TÂCHE À RÉALISER —
Recopiez fidèlement un passage de la dépêche sur les réactions syndicales au discours de Macron : commencez aux mots « Allocution de Macron: réactions » et arrêtez-vous après les mots « à 1.800 euros. ».

Allocution de Macron: réactions syndicales

PARIS, 10 décembre 2018 (AFP) – Les syndicats ont réagi de manière contrastée lundi soir aux annonces du président Emmanuel Macron, entre ceux qui estiment qu’il n’a « rien compris » à la colère des « gilets jaunes », et ceux qui saluent un geste « enfin concret ».

– Pour le secrétaire général de la CGT, Philippe Martinez, le président de la République « n’a rien compris ou ne veut rien comprendre de la colère qui s’exprime ». La hausse de 100 euros mensuels au niveau du Smic, « c’est très loin de ce que nous demandions », a-t-il réagi sur franceinfo. La CGT revendique un Smic à 1.800 euros.

« On n’annonce rien sur la revalorisation des pensions des retraités », a-t-il également regretté, « rien sur les minima sociaux » et « rien sur les jeunes ». Pour lui, « on est très très loin du compte » avec un président de la République qui « ne prend pas en compte le profond mécontentement qui existe dans le pays ».

Dans un communiqué, la centrale de Montreuil relève aussi l’absence d’annonce sur « le point d’indice des fonctionnaires », ou encore le fait qu’il n’y ait « rien sur la justice fiscale et rien sur l’ISF et le CICE ».

– L’Unsa « avait revendiqué des mesures nouvelles et d’application immédiate, visant explicitement le pouvoir d’achat » et « constate que les annonces vont dans ce sens », dans un communiqué.

Le syndicat « s’inquiète cependant, alors que le pouvoir d’achat est en berne pour tous, que les agents publics n’aient pas été cités, alors que 46% d’entre eux, de catégorie C, ont une rémunération tangentant le Smic ».

L’Unsa « note que l’intervention du président de la République marque enfin un geste concret et visible » même si « rien n’est encore réglé », et souhaite que « la fiscalité, le logement, la mobilité, l’emploi, autant de thèmes qui participent de la transition écologique, seront bien traités », dans une logique « visant la justice sociale ».

– Solidaires est beaucoup plus critique, estimant dans un communiqué que les annonces sociales « sont loin de constituer un tournant dans la politique de ce gouvernement ».

« Emmanuel Macron fait semblant d’oublier qu’il a accentué les politiques néolibérales qui avantagent les entreprises et les plus riches, au détriment de l’intérêt général, au détriment des plus précaires », poursuit le syndicat, qui juge qu' »aucun tournant majeur n’a été pris » et que « c’est encore le budget de l’État qui est mis à contribution, tandis qu’aucune contrainte n’est mise sur les entreprises, les grandes fortunes ». « La question d’une juste répartition des richesses est totalement évincée », conclut le syndicat.

Extraits de données —

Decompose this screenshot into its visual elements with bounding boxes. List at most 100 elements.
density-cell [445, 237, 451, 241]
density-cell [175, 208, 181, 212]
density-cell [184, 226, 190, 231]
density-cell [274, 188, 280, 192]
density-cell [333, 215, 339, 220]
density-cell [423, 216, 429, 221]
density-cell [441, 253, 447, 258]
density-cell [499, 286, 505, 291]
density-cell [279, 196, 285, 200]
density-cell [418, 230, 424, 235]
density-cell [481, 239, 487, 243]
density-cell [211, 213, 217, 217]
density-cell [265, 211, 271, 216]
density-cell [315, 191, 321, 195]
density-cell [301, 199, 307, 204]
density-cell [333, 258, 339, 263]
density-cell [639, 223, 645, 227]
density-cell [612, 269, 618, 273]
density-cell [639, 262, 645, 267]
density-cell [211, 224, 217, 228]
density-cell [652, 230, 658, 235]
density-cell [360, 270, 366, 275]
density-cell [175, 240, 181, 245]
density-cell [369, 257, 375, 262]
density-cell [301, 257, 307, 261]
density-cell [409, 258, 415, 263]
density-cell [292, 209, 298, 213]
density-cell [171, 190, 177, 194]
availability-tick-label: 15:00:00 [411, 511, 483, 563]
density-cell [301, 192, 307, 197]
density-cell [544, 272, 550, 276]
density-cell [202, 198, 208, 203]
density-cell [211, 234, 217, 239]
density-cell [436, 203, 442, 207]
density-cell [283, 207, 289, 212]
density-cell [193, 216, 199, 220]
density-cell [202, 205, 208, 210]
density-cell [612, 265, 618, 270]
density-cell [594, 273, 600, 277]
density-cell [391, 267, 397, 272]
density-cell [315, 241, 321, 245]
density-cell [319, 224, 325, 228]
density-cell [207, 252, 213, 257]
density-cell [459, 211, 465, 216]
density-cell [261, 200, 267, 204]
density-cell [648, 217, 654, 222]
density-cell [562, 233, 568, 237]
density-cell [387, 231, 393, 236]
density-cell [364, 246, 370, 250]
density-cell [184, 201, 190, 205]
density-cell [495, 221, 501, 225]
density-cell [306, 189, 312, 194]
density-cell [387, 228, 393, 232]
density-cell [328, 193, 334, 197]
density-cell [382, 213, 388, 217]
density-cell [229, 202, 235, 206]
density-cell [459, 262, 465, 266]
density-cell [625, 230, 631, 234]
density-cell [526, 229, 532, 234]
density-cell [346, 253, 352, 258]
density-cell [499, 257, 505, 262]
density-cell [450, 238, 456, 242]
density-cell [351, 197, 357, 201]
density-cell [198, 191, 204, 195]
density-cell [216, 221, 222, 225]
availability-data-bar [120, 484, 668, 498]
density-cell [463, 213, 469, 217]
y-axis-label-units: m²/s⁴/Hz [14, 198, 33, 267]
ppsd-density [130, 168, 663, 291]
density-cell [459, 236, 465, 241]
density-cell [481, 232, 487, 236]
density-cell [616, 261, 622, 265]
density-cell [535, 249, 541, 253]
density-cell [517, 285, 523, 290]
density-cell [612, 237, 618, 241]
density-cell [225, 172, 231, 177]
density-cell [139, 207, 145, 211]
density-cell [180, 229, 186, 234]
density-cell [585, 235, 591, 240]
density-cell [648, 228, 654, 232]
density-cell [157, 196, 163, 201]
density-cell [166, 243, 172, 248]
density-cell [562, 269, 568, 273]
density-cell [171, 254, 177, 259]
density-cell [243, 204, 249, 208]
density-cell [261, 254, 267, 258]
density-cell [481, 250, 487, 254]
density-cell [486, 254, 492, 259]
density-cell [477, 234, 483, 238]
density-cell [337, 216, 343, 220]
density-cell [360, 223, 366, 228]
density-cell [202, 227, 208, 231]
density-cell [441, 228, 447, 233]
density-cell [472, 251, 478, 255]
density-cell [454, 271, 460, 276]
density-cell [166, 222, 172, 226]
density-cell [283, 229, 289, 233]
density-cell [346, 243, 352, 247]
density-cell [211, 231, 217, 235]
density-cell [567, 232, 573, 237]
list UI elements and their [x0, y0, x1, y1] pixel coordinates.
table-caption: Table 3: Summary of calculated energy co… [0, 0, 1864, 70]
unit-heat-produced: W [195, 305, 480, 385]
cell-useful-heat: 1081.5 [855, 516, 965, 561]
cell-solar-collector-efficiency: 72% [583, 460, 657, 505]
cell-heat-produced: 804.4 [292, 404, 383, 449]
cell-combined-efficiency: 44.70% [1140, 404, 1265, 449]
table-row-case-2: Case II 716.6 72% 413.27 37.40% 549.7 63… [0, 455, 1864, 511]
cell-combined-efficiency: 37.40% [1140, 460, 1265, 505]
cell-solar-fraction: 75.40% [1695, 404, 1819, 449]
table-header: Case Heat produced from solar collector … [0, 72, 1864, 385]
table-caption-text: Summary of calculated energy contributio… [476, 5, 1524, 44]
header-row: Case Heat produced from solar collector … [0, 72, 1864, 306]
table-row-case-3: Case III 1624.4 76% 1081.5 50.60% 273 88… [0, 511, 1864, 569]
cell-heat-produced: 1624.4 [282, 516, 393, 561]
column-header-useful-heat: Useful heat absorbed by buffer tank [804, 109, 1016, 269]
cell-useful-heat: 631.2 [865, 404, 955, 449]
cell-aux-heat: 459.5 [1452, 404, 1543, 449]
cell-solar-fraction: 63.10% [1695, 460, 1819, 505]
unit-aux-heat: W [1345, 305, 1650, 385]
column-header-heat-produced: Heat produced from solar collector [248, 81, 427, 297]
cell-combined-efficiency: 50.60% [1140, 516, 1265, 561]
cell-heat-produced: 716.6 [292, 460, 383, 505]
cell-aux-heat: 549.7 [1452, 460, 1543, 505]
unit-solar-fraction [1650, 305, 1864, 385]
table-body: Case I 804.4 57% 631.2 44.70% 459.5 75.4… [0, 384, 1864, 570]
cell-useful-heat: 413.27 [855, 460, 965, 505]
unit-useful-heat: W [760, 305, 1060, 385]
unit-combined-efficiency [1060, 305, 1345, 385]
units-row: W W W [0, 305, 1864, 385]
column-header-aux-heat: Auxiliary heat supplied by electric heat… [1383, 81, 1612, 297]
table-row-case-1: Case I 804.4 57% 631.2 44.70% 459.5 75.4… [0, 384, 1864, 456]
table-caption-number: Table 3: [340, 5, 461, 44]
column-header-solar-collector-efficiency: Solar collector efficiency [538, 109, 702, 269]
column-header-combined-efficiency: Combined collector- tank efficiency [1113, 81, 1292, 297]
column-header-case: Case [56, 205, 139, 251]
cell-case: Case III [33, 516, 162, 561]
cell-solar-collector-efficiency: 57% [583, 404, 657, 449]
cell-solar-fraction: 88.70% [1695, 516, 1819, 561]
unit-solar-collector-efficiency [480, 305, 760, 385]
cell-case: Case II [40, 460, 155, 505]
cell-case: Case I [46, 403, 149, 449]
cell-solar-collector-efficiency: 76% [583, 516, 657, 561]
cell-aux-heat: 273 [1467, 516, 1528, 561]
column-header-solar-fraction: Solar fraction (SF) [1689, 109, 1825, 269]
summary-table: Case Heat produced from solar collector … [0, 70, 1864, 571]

RÉSULTAT OBTENU —
Allocution de Macron: réactions syndicales

PARIS, 10 décembre 2018 (AFP) – Les syndicats ont réagi de manière contrastée lundi soir aux annonces du président Emmanuel Macron, entre ceux qui estiment qu’il n’a « rien compris » à la colère des « gilets jaunes », et ceux qui saluent un geste « enfin concret ».

– Pour le secrétaire général de la CGT, Philippe Martinez, le président de la République « n’a rien compris ou ne veut rien comprendre de la colère qui s’exprime ». La hausse de 100 euros mensuels au niveau du Smic, « c’est très loin de ce que nous demandions », a-t-il réagi sur franceinfo. La CGT revendique un Smic à 1.800 euros.